> _AUFGABE_
Beantworte bitte anhand des Urteilsauszugs zum Künstlernamen diese Fragen:
1. An welchem Tag wurde das Urteil verkündet?
2. Unter welchem Künstlernamen tritt der Kläger auf?
3. In welche Länder werden die Dosen vor allem ausgeführt?

> _TEXTAUSZUG_
────────────────────
Gericht: Oberlandesgericht Stuttgart
Urteil verkündet am 27.04.2001
Aktenzeichen: 2 U 204/2000
Rechtsgebiete: MarkenG, ZPO, BGB


Vorschriften:

MarkenG § 96 Abs. 3
MarkenG § 51
MarkenG § 13 Abs. 2 Nr. 1
ZPO § 23
BGB § 12 Satz 2
Künstlername als Gegenstand des Namensschutzes

Ob die deutschen Gerichte international zuständig sind, ist auch in der Berufungsinstanz noch zu prüfen; § 512 a ZPO gilt insoweit nicht.

Auch der Nachname als Teil eines Künstlernamens genießt zwar den Namensschutz des § 12 BGB, wenn schon sein alleiniger Gebrauch beim Publikum die Erinnerung an den Träger des Künstlernamens weckt und daher geeignet ist, Verwechslungen mit diesem hervorzurufen.

Mangels Verwechslungsgefahr besteht aber kein Namensschutz für den Nachnamen als Teil des Künstlernamens eines Sängers gegenüber einer wortgleichen Marke eingetragen für Waren der Klasse 33 (Spirituosen, Liköre, Weine, Schaumweine und weinhaltige Getränke).


Oberlandesgericht Stuttgart - 2. Zivilsenat - Im Namen des Volkes Urteil

Geschäftsnummer: 2 U 204/2000 17 O 243/2000 LG Stuttgart

verkündet am 27. April 2001

(Weber) Justizobersekretärin Urkundsbeamtin der Geschäftsstelle

In Sachen

hat der 2. Zivilsenat des Oberlandesgerichts Stuttgart auf die mündliche Verhandlung vom 09. März 2001 unter Mitwirkung

des Vors. Richters am Oberlandesgericht Dr. Lütje, des Richters am Oberlandesgericht Prof. Dr. Fezer sowie des Richters am Oberlandesgericht Oechsner

für Recht erkannt:

Tenor:

1. das Urteil der 17. Zivilkammer des Landgerichts Stuttgart vom 19.09.2000 wird abgeändert:

Die Klage wird abgewiesen.

2. Die Kosten des Rechtsstreits beider Instanzen trägt der Kläger.

3. Das Urteil ist vorläufig vollstreckbar.

Streitwert des Berufungsverfahrens und Beschwer des Klägers: 50.000 DM

Tatbestand:

Der Kläger wurde als Hans-Rolf R geboren, bezeichnet sich selbst als einen bekannten Künstler auf dem Gebiet der klassischen Musik und tritt seit den 50er Jahren unter dem Künstlernamen "IM Ruf" auf.

Die Beklagte, eine Aktiengesellschaft mit Sitz in Cham, Schweiz, ist Inhaberin der Wortmarke "R", welche beim Deutschen Patent- und Markenamt seit 04.05.1995 für "Spirituosen", Liköre, Weine, Schaumweine und weinhaltige Getränke eingetragen ist (Anl. K 1).

Sie stellt unter der genannten Marke in Deutschland Vodka in Dosen her; die Dosen tragen die Aufschrift "R....VODKA"; zwischen den genannten beiden Worten befindet sich das Bild eines Mannes, der einen russischen Zaren darstellen soll. Die Dosen sind ausschließlich für den Export in Länder außerhalb der EU bestimmt und werden vor allem in die Länder Irak, Iran und die Türkei ausgeführt.
────────────────────
> _BEREITGESTELLTES MATERIAL_
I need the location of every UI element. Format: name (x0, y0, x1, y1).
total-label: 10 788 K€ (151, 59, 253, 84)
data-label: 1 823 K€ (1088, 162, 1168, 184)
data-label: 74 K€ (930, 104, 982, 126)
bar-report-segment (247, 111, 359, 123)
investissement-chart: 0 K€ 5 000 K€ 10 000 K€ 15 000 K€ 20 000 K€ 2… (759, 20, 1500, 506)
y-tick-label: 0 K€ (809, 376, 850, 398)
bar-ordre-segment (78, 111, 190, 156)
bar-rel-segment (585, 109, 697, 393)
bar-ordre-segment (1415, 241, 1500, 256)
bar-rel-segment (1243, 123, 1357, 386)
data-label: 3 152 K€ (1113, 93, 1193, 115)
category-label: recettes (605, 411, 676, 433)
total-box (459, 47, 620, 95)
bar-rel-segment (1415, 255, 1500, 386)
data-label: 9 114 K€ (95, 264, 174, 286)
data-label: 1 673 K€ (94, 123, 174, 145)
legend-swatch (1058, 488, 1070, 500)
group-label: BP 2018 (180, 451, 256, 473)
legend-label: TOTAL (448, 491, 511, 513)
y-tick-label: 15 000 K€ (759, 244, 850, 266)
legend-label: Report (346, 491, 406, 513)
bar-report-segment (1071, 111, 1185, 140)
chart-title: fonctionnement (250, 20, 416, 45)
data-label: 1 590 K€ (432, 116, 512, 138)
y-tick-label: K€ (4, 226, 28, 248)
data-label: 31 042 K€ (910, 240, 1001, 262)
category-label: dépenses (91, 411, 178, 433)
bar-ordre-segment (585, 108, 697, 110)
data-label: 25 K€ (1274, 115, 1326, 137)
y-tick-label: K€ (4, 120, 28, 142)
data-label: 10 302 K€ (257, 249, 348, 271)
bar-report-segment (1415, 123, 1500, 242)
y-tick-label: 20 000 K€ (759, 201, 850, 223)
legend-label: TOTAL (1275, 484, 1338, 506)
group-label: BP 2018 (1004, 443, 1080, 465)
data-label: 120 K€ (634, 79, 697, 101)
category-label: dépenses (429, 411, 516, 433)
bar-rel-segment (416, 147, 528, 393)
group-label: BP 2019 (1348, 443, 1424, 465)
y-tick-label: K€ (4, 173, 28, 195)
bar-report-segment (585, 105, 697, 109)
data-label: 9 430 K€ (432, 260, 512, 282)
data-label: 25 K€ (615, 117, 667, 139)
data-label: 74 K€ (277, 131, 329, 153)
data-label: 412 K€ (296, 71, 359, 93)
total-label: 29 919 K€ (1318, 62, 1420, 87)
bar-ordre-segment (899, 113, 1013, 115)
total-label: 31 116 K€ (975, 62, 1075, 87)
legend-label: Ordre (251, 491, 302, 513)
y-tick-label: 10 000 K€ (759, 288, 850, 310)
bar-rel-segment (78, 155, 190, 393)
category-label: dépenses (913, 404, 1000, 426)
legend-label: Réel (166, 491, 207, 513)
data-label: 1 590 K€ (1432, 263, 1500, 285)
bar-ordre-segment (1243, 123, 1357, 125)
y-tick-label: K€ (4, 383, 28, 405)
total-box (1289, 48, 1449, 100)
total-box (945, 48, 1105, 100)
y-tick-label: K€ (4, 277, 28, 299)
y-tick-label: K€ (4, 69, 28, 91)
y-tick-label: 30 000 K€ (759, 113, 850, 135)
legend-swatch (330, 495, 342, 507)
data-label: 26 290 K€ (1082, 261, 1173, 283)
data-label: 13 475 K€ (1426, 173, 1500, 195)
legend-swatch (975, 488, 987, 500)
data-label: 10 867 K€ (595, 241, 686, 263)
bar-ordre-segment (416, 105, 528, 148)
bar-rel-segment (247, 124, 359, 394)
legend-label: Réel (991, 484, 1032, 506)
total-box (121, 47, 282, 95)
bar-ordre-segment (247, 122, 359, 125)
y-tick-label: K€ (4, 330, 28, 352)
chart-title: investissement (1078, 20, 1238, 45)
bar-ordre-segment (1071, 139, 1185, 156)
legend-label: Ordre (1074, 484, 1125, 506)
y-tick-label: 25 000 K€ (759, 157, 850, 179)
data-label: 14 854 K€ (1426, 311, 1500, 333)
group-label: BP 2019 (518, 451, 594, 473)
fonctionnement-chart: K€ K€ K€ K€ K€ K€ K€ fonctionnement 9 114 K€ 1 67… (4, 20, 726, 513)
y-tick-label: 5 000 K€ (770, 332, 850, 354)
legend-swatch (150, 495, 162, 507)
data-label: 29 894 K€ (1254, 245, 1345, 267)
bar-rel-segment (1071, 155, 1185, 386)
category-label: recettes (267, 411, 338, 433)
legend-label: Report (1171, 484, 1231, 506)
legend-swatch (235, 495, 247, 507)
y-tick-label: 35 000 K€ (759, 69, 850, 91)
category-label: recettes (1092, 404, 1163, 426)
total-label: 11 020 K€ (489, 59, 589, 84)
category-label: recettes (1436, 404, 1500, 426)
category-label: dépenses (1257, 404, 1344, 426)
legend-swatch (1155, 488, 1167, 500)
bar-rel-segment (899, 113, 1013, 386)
────────────────────
> _LÖSUNG_
1. Am 27. April 2001.
2. Unter dem Künstlernamen „IM Ruf“.
3. Vor allem in den Irak, den Iran und die Türkei.